-- start of RECORDS TO USE --

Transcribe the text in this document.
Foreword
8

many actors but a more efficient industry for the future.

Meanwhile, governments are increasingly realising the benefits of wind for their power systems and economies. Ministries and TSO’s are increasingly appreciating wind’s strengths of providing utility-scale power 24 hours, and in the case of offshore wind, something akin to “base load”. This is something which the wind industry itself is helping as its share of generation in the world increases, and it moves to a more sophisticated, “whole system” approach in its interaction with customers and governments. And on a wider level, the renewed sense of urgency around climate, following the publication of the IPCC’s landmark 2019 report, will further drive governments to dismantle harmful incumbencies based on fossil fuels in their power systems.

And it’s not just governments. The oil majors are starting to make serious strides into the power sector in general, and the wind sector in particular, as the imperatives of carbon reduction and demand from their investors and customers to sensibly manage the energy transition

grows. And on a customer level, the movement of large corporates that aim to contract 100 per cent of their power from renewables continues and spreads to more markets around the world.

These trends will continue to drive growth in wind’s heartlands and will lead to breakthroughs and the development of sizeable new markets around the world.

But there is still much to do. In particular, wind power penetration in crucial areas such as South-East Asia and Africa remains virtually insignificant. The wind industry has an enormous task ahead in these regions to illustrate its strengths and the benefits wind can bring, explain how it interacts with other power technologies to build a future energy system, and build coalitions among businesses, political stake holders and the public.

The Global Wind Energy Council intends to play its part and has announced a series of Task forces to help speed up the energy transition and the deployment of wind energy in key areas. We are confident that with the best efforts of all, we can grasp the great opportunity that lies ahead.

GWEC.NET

-- end of RECORDS TO USE --

- WHAT IS EXPECTED -
All entries must be repeated verbatim.

- EXERCISE OUTPUT -
Transcribe the text in this document.
Foreword
8

many actors but a more efficient industry for the future.

Meanwhile, governments are increasingly realising the benefits of wind for their power systems and economies. Ministries and TSO’s are increasingly appreciating wind’s strengths of providing utility-scale power 24 hours, and in the case of offshore wind, something akin to “base load”. This is something which the wind industry itself is helping as its share of generation in the world increases, and it moves to a more sophisticated, “whole system” approach in its interaction with customers and governments. And on a wider level, the renewed sense of urgency around climate, following the publication of the IPCC’s landmark 2019 report, will further drive governments to dismantle harmful incumbencies based on fossil fuels in their power systems.

And it’s not just governments. The oil majors are starting to make serious strides into the power sector in general, and the wind sector in particular, as the imperatives of carbon reduction and demand from their investors and customers to sensibly manage the energy transition

grows. And on a customer level, the movement of large corporates that aim to contract 100 per cent of their power from renewables continues and spreads to more markets around the world.

These trends will continue to drive growth in wind’s heartlands and will lead to breakthroughs and the development of sizeable new markets around the world.

But there is still much to do. In particular, wind power penetration in crucial areas such as South-East Asia and Africa remains virtually insignificant. The wind industry has an enormous task ahead in these regions to illustrate its strengths and the benefits wind can bring, explain how it interacts with other power technologies to build a future energy system, and build coalitions among businesses, political stake holders and the public.

The Global Wind Energy Council intends to play its part and has announced a series of Task forces to help speed up the energy transition and the deployment of wind energy in key areas. We are confident that with the best efforts of all, we can grasp the great opportunity that lies ahead.

GWEC.NET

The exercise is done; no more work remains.